WHAT IS REQUIRED
Identify the lines that include the word "предпринимателя", then copy all of them.

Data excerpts
━━━━━━━━━━━━━━━━━━━━

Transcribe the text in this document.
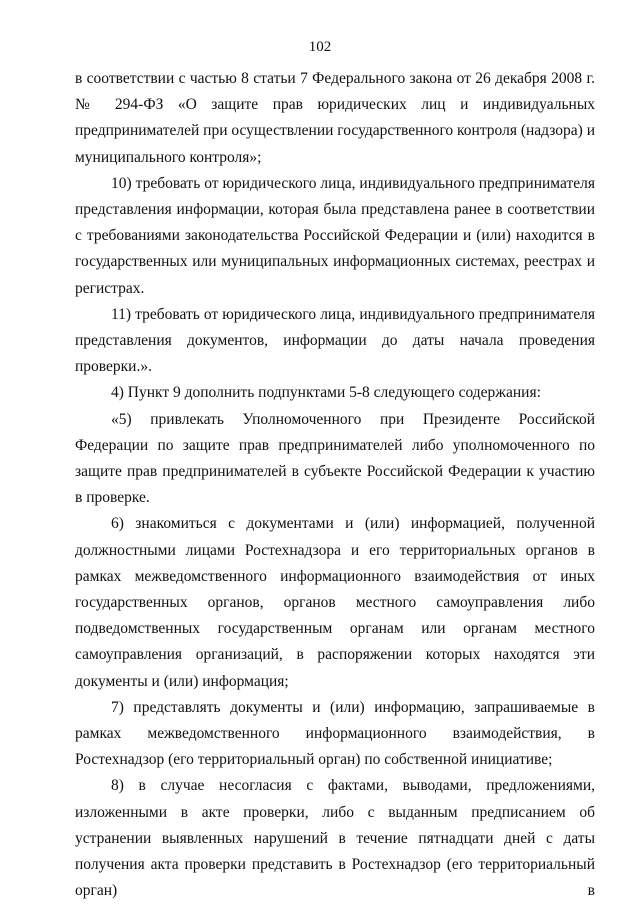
102

в соответствии с частью 8 статьи 7 Федерального закона от 26 декабря 2008 г. № 294-ФЗ «О защите прав юридических лиц и индивидуальных предпринимателей при осуществлении государственного контроля (надзора) и муниципального контроля»;

10) требовать от юридического лица, индивидуального предпринимателя представления информации, которая была представлена ранее в соответствии с требованиями законодательства Российской Федерации и (или) находится в государственных или муниципальных информационных системах, реестрах и регистрах.

11) требовать от юридического лица, индивидуального предпринимателя представления документов, информации до даты начала проведения проверки.».

4) Пункт 9 дополнить подпунктами 5-8 следующего содержания:

«5) привлекать Уполномоченного при Президенте Российской Федерации по защите прав предпринимателей либо уполномоченного по защите прав предпринимателей в субъекте Российской Федерации к участию в проверке.

6) знакомиться с документами и (или) информацией, полученной должностными лицами Ростехнадзора и его территориальных органов в рамках межведомственного информационного взаимодействия от иных государственных органов, органов местного самоуправления либо подведомственных государственным органам или органам местного самоуправления организаций, в распоряжении которых находятся эти документы и (или) информация;

7) представлять документы и (или) информацию, запрашиваемые в рамках межведомственного информационного взаимодействия, в Ростехнадзор (его территориальный орган) по собственной инициативе;

8) в случае несогласия с фактами, выводами, предложениями, изложенными в акте проверки, либо с выданным предписанием об устранении выявленных нарушений в течение пятнадцати дней с даты получения акта проверки представить в Ростехнадзор (его территориальный орган) в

━━━━━━━━━━━━━━━━━━━━

OUTPUT FOR THIS TASK
10) требовать от юридического лица, индивидуального предпринимателя представления информации, которая была представлена ранее в соответствии с требованиями законодательства Российской Федерации и (или) находится в государственных или муниципальных информационных системах, реестрах и регистрах.
11) требовать от юридического лица, индивидуального предпринимателя представления документов, информации до даты начала проведения проверки.».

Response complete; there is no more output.